_STATED PROBLEM:_
Look for "this" in the listing below. Gather each line that contains it.

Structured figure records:
######

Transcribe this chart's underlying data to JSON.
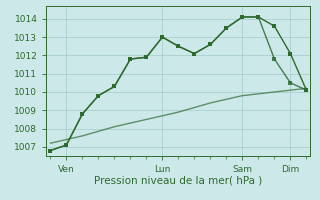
{
  "background_color": "#cce8e8",
  "grid_color": "#aacfcf",
  "line_color": "#2d6a2d",
  "xlabel": "Pression niveau de la mer( hPa )",
  "ylim": [
    1006.5,
    1014.7
  ],
  "yticks": [
    1007,
    1008,
    1009,
    1010,
    1011,
    1012,
    1013,
    1014
  ],
  "xtick_labels": [
    "Ven",
    "Lun",
    "Sam",
    "Dim"
  ],
  "xtick_positions": [
    2,
    14,
    24,
    30
  ],
  "total_points": 33,
  "series1_x": [
    0,
    2,
    4,
    6,
    8,
    10,
    12,
    14,
    16,
    18,
    20,
    22,
    24,
    26,
    28,
    30,
    32
  ],
  "series1_y": [
    1006.8,
    1007.1,
    1008.8,
    1009.8,
    1010.3,
    1011.8,
    1011.9,
    1013.0,
    1012.5,
    1012.1,
    1012.6,
    1013.5,
    1014.1,
    1014.1,
    1013.6,
    1012.1,
    1010.1
  ],
  "series2_x": [
    0,
    2,
    4,
    6,
    8,
    10,
    12,
    14,
    16,
    18,
    20,
    22,
    24,
    26,
    28,
    30,
    32
  ],
  "series2_y": [
    1006.8,
    1007.1,
    1008.8,
    1009.8,
    1010.3,
    1011.8,
    1011.9,
    1013.0,
    1012.5,
    1012.1,
    1012.6,
    1013.5,
    1014.1,
    1014.1,
    1011.8,
    1010.5,
    1010.1
  ],
  "series3_x": [
    0,
    4,
    8,
    12,
    16,
    20,
    24,
    28,
    32
  ],
  "series3_y": [
    1007.2,
    1007.6,
    1008.1,
    1008.5,
    1008.9,
    1009.4,
    1009.8,
    1010.0,
    1010.2
  ],
  "figsize": [
    3.2,
    2.0
  ],
  "dpi": 100
}
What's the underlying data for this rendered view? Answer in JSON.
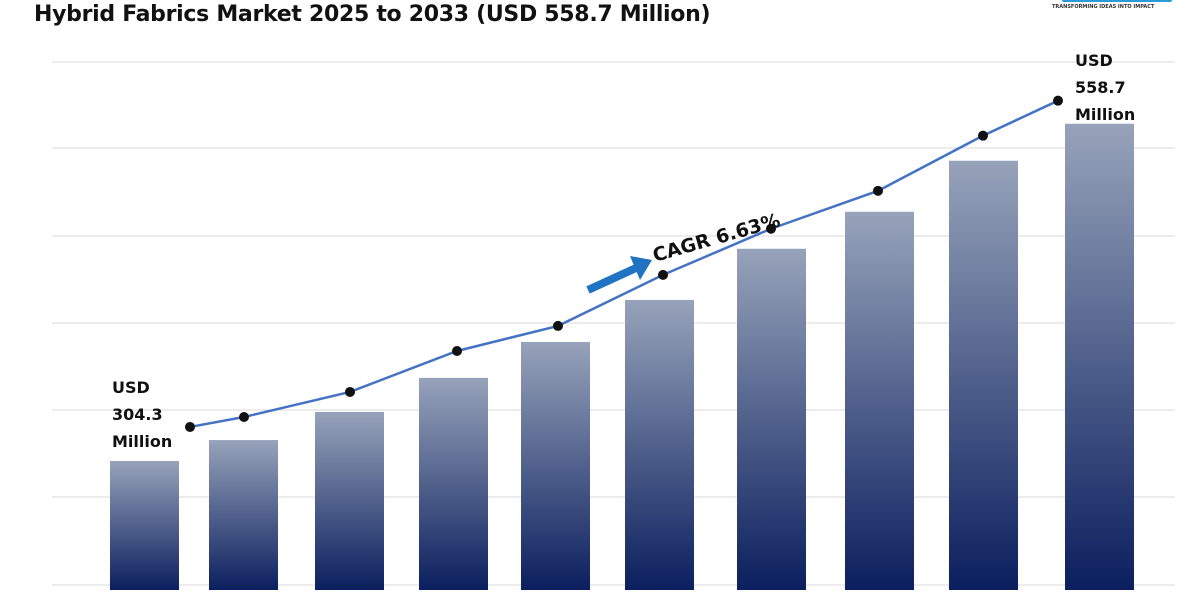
{
  "title": "Hybrid Fabrics Market 2025 to 2033 (USD 558.7 Million)",
  "logo": {
    "tagline": "TRANSFORMING IDEAS INTO IMPACT"
  },
  "colors": {
    "bar_top": "#97a3ba",
    "bar_bottom": "#0b1f5e",
    "line": "#4472c4",
    "arrow": "#1f73c2",
    "grid": "#d9d9d9"
  },
  "chart_data": {
    "type": "bar",
    "title": "Hybrid Fabrics Market 2025 to 2033 (USD 558.7 Million)",
    "xlabel": "",
    "ylabel": "",
    "ylim": [
      207,
      600
    ],
    "grid": true,
    "values": [
      304.3,
      320.1,
      341.3,
      367.0,
      394.1,
      425.8,
      464.4,
      492.3,
      530.8,
      558.7
    ],
    "trend_line": [
      330,
      337.5,
      356.4,
      387.3,
      406.2,
      444.7,
      479.5,
      508.1,
      549.7,
      576.1
    ],
    "annotations": {
      "start": [
        "USD",
        "304.3",
        "Million"
      ],
      "end": [
        "USD",
        "558.7",
        "Million"
      ],
      "cagr": "CAGR 6.63%"
    }
  }
}
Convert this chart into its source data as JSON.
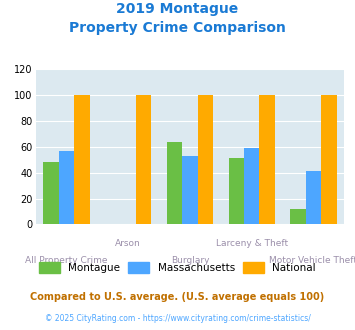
{
  "title_line1": "2019 Montague",
  "title_line2": "Property Crime Comparison",
  "categories": [
    "All Property Crime",
    "Arson",
    "Burglary",
    "Larceny & Theft",
    "Motor Vehicle Theft"
  ],
  "series": {
    "Montague": [
      48,
      null,
      64,
      51,
      12
    ],
    "Massachusetts": [
      57,
      null,
      53,
      59,
      41
    ],
    "National": [
      100,
      100,
      100,
      100,
      100
    ]
  },
  "colors": {
    "Montague": "#6abf45",
    "Massachusetts": "#4da6ff",
    "National": "#ffaa00"
  },
  "ylim": [
    0,
    120
  ],
  "yticks": [
    0,
    20,
    40,
    60,
    80,
    100,
    120
  ],
  "bar_width": 0.25,
  "background_color": "#dce9f0",
  "title_color": "#1a7ad4",
  "xlabel_color": "#9b8faa",
  "footnote1": "Compared to U.S. average. (U.S. average equals 100)",
  "footnote2": "© 2025 CityRating.com - https://www.cityrating.com/crime-statistics/",
  "footnote1_color": "#c07000",
  "footnote2_color": "#4da6ff"
}
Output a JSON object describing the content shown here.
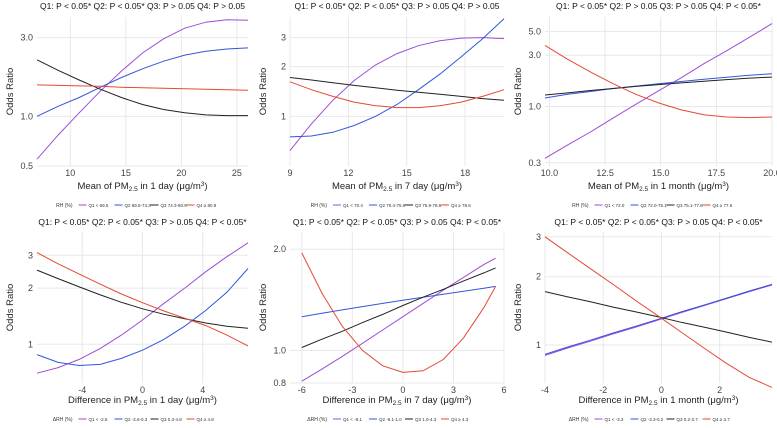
{
  "figure": {
    "colors": {
      "Q1": "#9b4dd9",
      "Q2": "#3355dd",
      "Q3": "#222222",
      "Q4": "#e34a33",
      "grid": "#e8e8e8"
    },
    "ylabel": "Odds Ratio"
  },
  "chart_data": [
    {
      "type": "line",
      "panel": "a",
      "title": "Q1:  P < 0.05*  Q2:  P < 0.05*  Q3:  P > 0.05  Q4:  P > 0.05",
      "xlabel": "Mean of PM2.5 in 1 day (μg/m3)",
      "ylabel": "Odds Ratio",
      "yscale": "log",
      "xlim": [
        7,
        26
      ],
      "ylim": [
        0.5,
        4.0
      ],
      "xticks": [
        10,
        15,
        20,
        25
      ],
      "yticks": [
        0.5,
        1.0,
        3.0
      ],
      "legend_title": "RH (%)",
      "legend": [
        "Q1 < 69.5",
        "Q2 69.5-74.3",
        "Q3 74.3-80.9",
        "Q4 ≥ 80.9"
      ],
      "x": [
        7,
        8.9,
        10.8,
        12.7,
        14.6,
        16.5,
        18.4,
        20.3,
        22.2,
        24.1,
        26
      ],
      "series": [
        {
          "name": "Q1",
          "values": [
            0.55,
            0.77,
            1.05,
            1.42,
            1.88,
            2.42,
            2.95,
            3.42,
            3.72,
            3.85,
            3.82
          ]
        },
        {
          "name": "Q2",
          "values": [
            1.0,
            1.15,
            1.3,
            1.5,
            1.72,
            1.94,
            2.16,
            2.35,
            2.48,
            2.56,
            2.6
          ]
        },
        {
          "name": "Q3",
          "values": [
            2.2,
            1.9,
            1.66,
            1.46,
            1.3,
            1.18,
            1.1,
            1.05,
            1.02,
            1.01,
            1.01
          ]
        },
        {
          "name": "Q4",
          "values": [
            1.55,
            1.54,
            1.53,
            1.52,
            1.5,
            1.49,
            1.48,
            1.47,
            1.46,
            1.45,
            1.44
          ]
        }
      ]
    },
    {
      "type": "line",
      "panel": "b",
      "title": "Q1:  P < 0.05*  Q2:  P < 0.05*  Q3:  P > 0.05  Q4:  P > 0.05",
      "xlabel": "Mean of PM2.5 in 7 day (μg/m3)",
      "ylabel": "Odds Ratio",
      "yscale": "log",
      "xlim": [
        9,
        20
      ],
      "ylim": [
        0.5,
        4.0
      ],
      "xticks": [
        9,
        12,
        15,
        18
      ],
      "yticks": [
        1,
        2,
        3
      ],
      "legend_title": "RH (%)",
      "legend": [
        "Q1 < 70.4",
        "Q2 70.4-75.9",
        "Q3 75.9-78.6",
        "Q4 ≥ 78.6"
      ],
      "x": [
        9,
        10.1,
        11.2,
        12.3,
        13.4,
        14.5,
        15.6,
        16.7,
        17.8,
        18.9,
        20
      ],
      "series": [
        {
          "name": "Q1",
          "values": [
            0.62,
            0.9,
            1.25,
            1.65,
            2.05,
            2.4,
            2.68,
            2.87,
            2.98,
            3.0,
            2.96
          ]
        },
        {
          "name": "Q2",
          "values": [
            0.75,
            0.76,
            0.8,
            0.88,
            1.0,
            1.18,
            1.45,
            1.8,
            2.3,
            2.95,
            3.9
          ]
        },
        {
          "name": "Q3",
          "values": [
            1.72,
            1.66,
            1.6,
            1.54,
            1.49,
            1.44,
            1.4,
            1.36,
            1.32,
            1.28,
            1.25
          ]
        },
        {
          "name": "Q4",
          "values": [
            1.62,
            1.45,
            1.32,
            1.22,
            1.16,
            1.13,
            1.13,
            1.16,
            1.22,
            1.32,
            1.45
          ]
        }
      ]
    },
    {
      "type": "line",
      "panel": "c",
      "title": "Q1:  P < 0.05*  Q2:  P > 0.05  Q3:  P > 0.05  Q4:  P < 0.05*",
      "xlabel": "Mean of PM2.5 in 1 month (μg/m3)",
      "ylabel": "Odds Ratio",
      "yscale": "log",
      "xlim": [
        9.8,
        20
      ],
      "ylim": [
        0.28,
        6.8
      ],
      "xticks": [
        10.0,
        12.5,
        15.0,
        17.5,
        20.0
      ],
      "yticks": [
        0.3,
        1.0,
        3.0,
        5.0
      ],
      "legend_title": "RH (%)",
      "legend": [
        "Q1 < 72.0",
        "Q2 72.0-75.1",
        "Q3 75.1-77.6",
        "Q4 ≥ 77.6"
      ],
      "x": [
        9.8,
        10.82,
        11.84,
        12.86,
        13.88,
        14.9,
        15.92,
        16.94,
        17.96,
        18.98,
        20
      ],
      "series": [
        {
          "name": "Q1",
          "values": [
            0.33,
            0.44,
            0.58,
            0.78,
            1.05,
            1.4,
            1.85,
            2.5,
            3.3,
            4.4,
            5.9
          ]
        },
        {
          "name": "Q2",
          "values": [
            1.2,
            1.3,
            1.38,
            1.47,
            1.55,
            1.63,
            1.71,
            1.79,
            1.87,
            1.95,
            2.02
          ]
        },
        {
          "name": "Q3",
          "values": [
            1.28,
            1.34,
            1.41,
            1.47,
            1.54,
            1.6,
            1.66,
            1.72,
            1.78,
            1.84,
            1.88
          ]
        },
        {
          "name": "Q4",
          "values": [
            3.7,
            2.75,
            2.1,
            1.63,
            1.3,
            1.08,
            0.93,
            0.84,
            0.8,
            0.79,
            0.8
          ]
        }
      ]
    },
    {
      "type": "line",
      "panel": "d",
      "title": "Q1:  P < 0.05*  Q2:  P < 0.05*  Q3:  P > 0.05  Q4:  P < 0.05*",
      "xlabel": "Difference in PM2.5 in 1 day (μg/m3)",
      "ylabel": "Odds Ratio",
      "yscale": "log",
      "xlim": [
        -7,
        7
      ],
      "ylim": [
        0.62,
        4.0
      ],
      "xticks": [
        -4,
        0,
        4
      ],
      "yticks": [
        1,
        2,
        3
      ],
      "legend_title": "ΔRH (%)",
      "legend": [
        "Q1 < -2.6",
        "Q2 -2.6-0.3",
        "Q3 0.3-4.8",
        "Q4 ≥ 4.8"
      ],
      "x": [
        -7,
        -5.6,
        -4.2,
        -2.8,
        -1.4,
        0,
        1.4,
        2.8,
        4.2,
        5.6,
        7
      ],
      "series": [
        {
          "name": "Q1",
          "values": [
            0.7,
            0.75,
            0.83,
            0.95,
            1.12,
            1.35,
            1.65,
            2.0,
            2.45,
            2.95,
            3.5
          ]
        },
        {
          "name": "Q2",
          "values": [
            0.88,
            0.8,
            0.77,
            0.78,
            0.84,
            0.93,
            1.06,
            1.25,
            1.52,
            1.9,
            2.55
          ]
        },
        {
          "name": "Q3",
          "values": [
            2.5,
            2.25,
            2.03,
            1.84,
            1.68,
            1.55,
            1.45,
            1.37,
            1.3,
            1.25,
            1.22
          ]
        },
        {
          "name": "Q4",
          "values": [
            3.1,
            2.7,
            2.38,
            2.1,
            1.86,
            1.67,
            1.51,
            1.38,
            1.26,
            1.12,
            0.98
          ]
        }
      ]
    },
    {
      "type": "line",
      "panel": "e",
      "title": "Q1:  P < 0.05*  Q2:  P < 0.05*  Q3:  P > 0.05  Q4:  P < 0.05*",
      "xlabel": "Difference in PM2.5 in 7 day (μg/m3)",
      "ylabel": "Odds Ratio",
      "yscale": "log",
      "xlim": [
        -6.7,
        6
      ],
      "ylim": [
        0.8,
        2.25
      ],
      "xticks": [
        -6,
        -3,
        0,
        3,
        6
      ],
      "yticks": [
        0.8,
        1.0,
        2.0
      ],
      "legend_title": "ΔRH (%)",
      "legend": [
        "Q1 < -8.1",
        "Q2 -8.1-1.0",
        "Q3 1.0-4.3",
        "Q4 ≥ 4.3"
      ],
      "x": [
        -6,
        -4.8,
        -3.6,
        -2.4,
        -1.2,
        0,
        1.2,
        2.4,
        3.6,
        4.8,
        5.5
      ],
      "series": [
        {
          "name": "Q1",
          "values": [
            0.81,
            0.88,
            0.96,
            1.05,
            1.15,
            1.26,
            1.38,
            1.51,
            1.65,
            1.8,
            1.88
          ]
        },
        {
          "name": "Q2",
          "values": [
            1.26,
            1.29,
            1.32,
            1.35,
            1.38,
            1.41,
            1.44,
            1.47,
            1.5,
            1.53,
            1.55
          ]
        },
        {
          "name": "Q3",
          "values": [
            1.02,
            1.08,
            1.14,
            1.21,
            1.28,
            1.36,
            1.44,
            1.52,
            1.61,
            1.7,
            1.76
          ]
        },
        {
          "name": "Q4",
          "values": [
            1.95,
            1.48,
            1.18,
            1.0,
            0.9,
            0.86,
            0.87,
            0.94,
            1.09,
            1.34,
            1.55
          ]
        }
      ]
    },
    {
      "type": "line",
      "panel": "f",
      "title": "Q1:  P < 0.05*  Q2:  P < 0.05*  Q3:  P > 0.05  Q4:  P < 0.05*",
      "xlabel": "Difference in PM2.5 in 1 month (μg/m3)",
      "ylabel": "Odds Ratio",
      "yscale": "log",
      "xlim": [
        -4,
        3.8
      ],
      "ylim": [
        0.68,
        3.15
      ],
      "xticks": [
        -4,
        -2,
        0,
        2
      ],
      "yticks": [
        1,
        2,
        3
      ],
      "legend_title": "ΔRH (%)",
      "legend": [
        "Q1 < -3.3",
        "Q2 -3.3-0.2",
        "Q3 0.2-3.7",
        "Q4 ≥ 3.7"
      ],
      "x": [
        -4,
        -3.22,
        -2.44,
        -1.66,
        -0.88,
        -0.1,
        0.68,
        1.46,
        2.24,
        3.02,
        3.8
      ],
      "series": [
        {
          "name": "Q1",
          "values": [
            0.9,
            0.97,
            1.04,
            1.12,
            1.2,
            1.29,
            1.39,
            1.49,
            1.6,
            1.72,
            1.84
          ]
        },
        {
          "name": "Q2",
          "values": [
            0.91,
            0.98,
            1.05,
            1.13,
            1.21,
            1.3,
            1.4,
            1.5,
            1.61,
            1.73,
            1.85
          ]
        },
        {
          "name": "Q3",
          "values": [
            1.72,
            1.63,
            1.55,
            1.47,
            1.4,
            1.33,
            1.26,
            1.2,
            1.14,
            1.08,
            1.03
          ]
        },
        {
          "name": "Q4",
          "values": [
            3.0,
            2.55,
            2.17,
            1.85,
            1.57,
            1.34,
            1.14,
            0.97,
            0.83,
            0.72,
            0.65
          ]
        }
      ]
    }
  ]
}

######

_EXERCISE RESULT:_
Transcribe this chart's underlying data to JSON.
What's the underlying data for this rendered view? Answer in JSON.
Convert this chart into its source data as JSON.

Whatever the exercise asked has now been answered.